WHAT THE TASK ASKS:
Find the word "organización" in the data. Return every line where it appears.

INPUT ROWS:
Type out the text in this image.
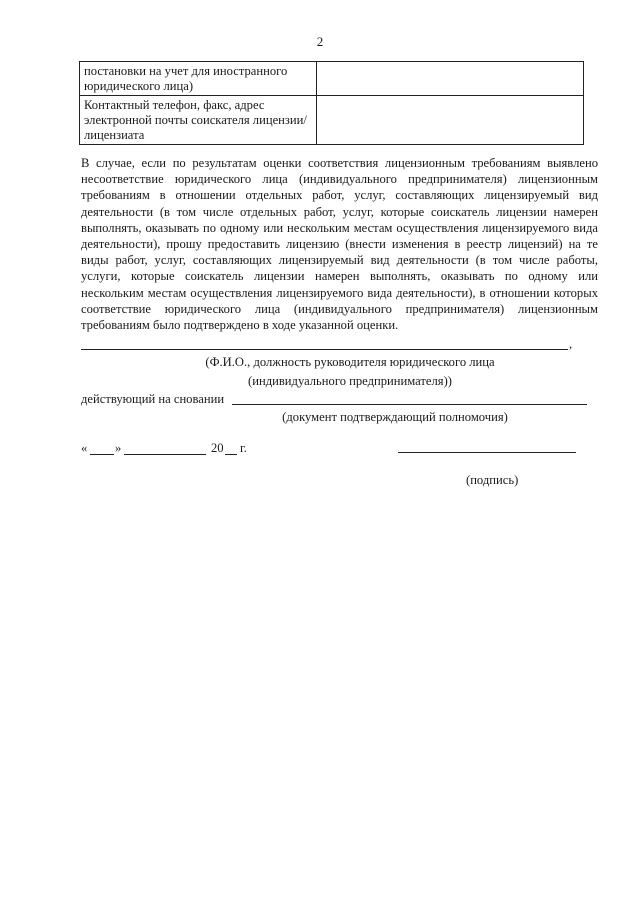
2
постановки на учет для иностранного юридического лица)	
Контактный телефон, факс, адрес электронной почты соискателя лицензии/лицензиата	

В случае, если по результатам оценки соответствия лицензионным требованиям выявлено несоответствие юридического лица (индивидуального предпринимателя) лицензионным требованиям в отношении отдельных работ, услуг, составляющих лицензируемый вид деятельности (в том числе отдельных работ, услуг, которые соискатель лицензии намерен выполнять, оказывать по одному или нескольким местам осуществления лицензируемого вида деятельности), прошу предоставить лицензию (внести изменения в реестр лицензий) на те виды работ, услуг, составляющих лицензируемый вид деятельности (в том числе работы, услуги, которые соискатель лицензии намерен выполнять, оказывать по одному или нескольким местам осуществления лицензируемого вида деятельности), в отношении которых соответствие юридического лица (индивидуального предпринимателя) лицензионным требованиям было подтверждено в ходе указанной оценки.

,
(Ф.И.О., должность руководителя юридического лица
(индивидуального предпринимателя))
действующий на сновании
(документ подтверждающий полномочия)
« »	20 г.
(подпись)
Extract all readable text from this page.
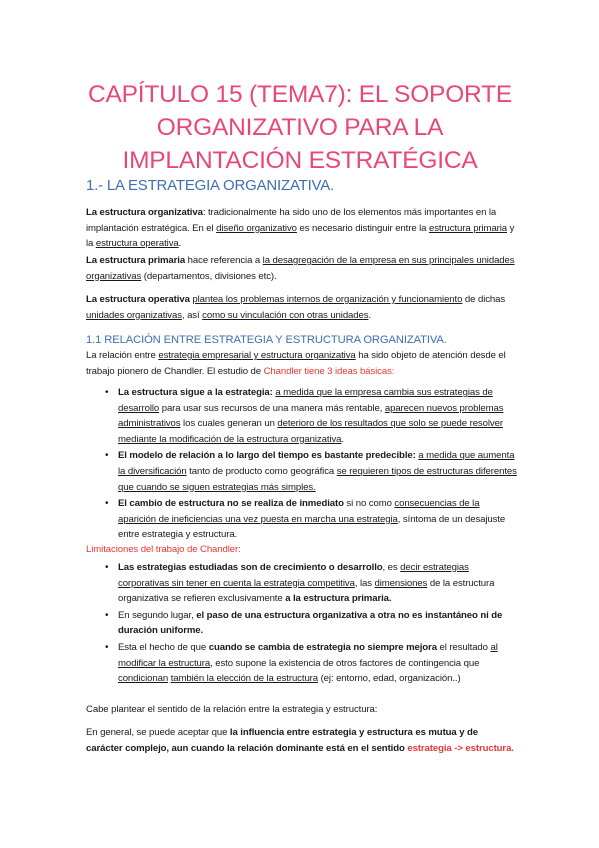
CAPÍTULO 15 (TEMA7): EL SOPORTE
ORGANIZATIVO PARA LA
IMPLANTACIÓN ESTRATÉGICA
1.- LA ESTRATEGIA ORGANIZATIVA.
La estructura organizativa: tradicionalmente ha sido uno de los elementos más importantes en la implantación estratégica. En el diseño organizativo es necesario distinguir entre la estructura primaria y la estructura operativa.
La estructura primaria hace referencia a la desagregación de la empresa en sus principales unidades organizativas (departamentos, divisiones etc).
La estructura operativa plantea los problemas internos de organización y funcionamiento de dichas unidades organizativas, así como su vinculación con otras unidades.
1.1 RELACIÓN ENTRE ESTRATEGIA Y ESTRUCTURA ORGANIZATIVA.
La relación entre estrategia empresarial y estructura organizativa ha sido objeto de atención desde el trabajo pionero de Chandler. El estudio de Chandler tiene 3 ideas básicas:
• La estructura sigue a la estrategia: a medida que la empresa cambia sus estrategias de desarrollo para usar sus recursos de una manera más rentable, aparecen nuevos problemas administrativos los cuales generan un deterioro de los resultados que solo se puede resolver mediante la modificación de la estructura organizativa.
• El modelo de relación a lo largo del tiempo es bastante predecible: a medida que aumenta la diversificación tanto de producto como geográfica se requieren tipos de estructuras diferentes que cuando se siguen estrategias más simples.
• El cambio de estructura no se realiza de inmediato si no como consecuencias de la aparición de ineficiencias una vez puesta en marcha una estrategia, síntoma de un desajuste entre estrategia y estructura.
Limitaciones del trabajo de Chandler:
• Las estrategias estudiadas son de crecimiento o desarrollo, es decir estrategias corporativas sin tener en cuenta la estrategia competitiva, las dimensiones de la estructura organizativa se refieren exclusivamente a la estructura primaria.
• En segundo lugar, el paso de una estructura organizativa a otra no es instantáneo ni de duración uniforme.
• Esta el hecho de que cuando se cambia de estrategia no siempre mejora el resultado al modificar la estructura, esto supone la existencia de otros factores de contingencia que condicionan también la elección de la estructura (ej: entorno, edad, organización..)
Cabe plantear el sentido de la relación entre la estrategia y estructura:
En general, se puede aceptar que la influencia entre estrategia y estructura es mutua y de carácter complejo, aun cuando la relación dominante está en el sentido estrategia -> estructura.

RESPONSE TO THE TASK:
La estructura operativa plantea los problemas internos de organización y funcionamiento de dichas unidades organizativas, así como su vinculación con otras unidades.
• Esta el hecho de que cuando se cambia de estrategia no siempre mejora el resultado al modificar la estructura, esto supone la existencia de otros factores de contingencia que condicionan también la elección de la estructura (ej: entorno, edad, organización..)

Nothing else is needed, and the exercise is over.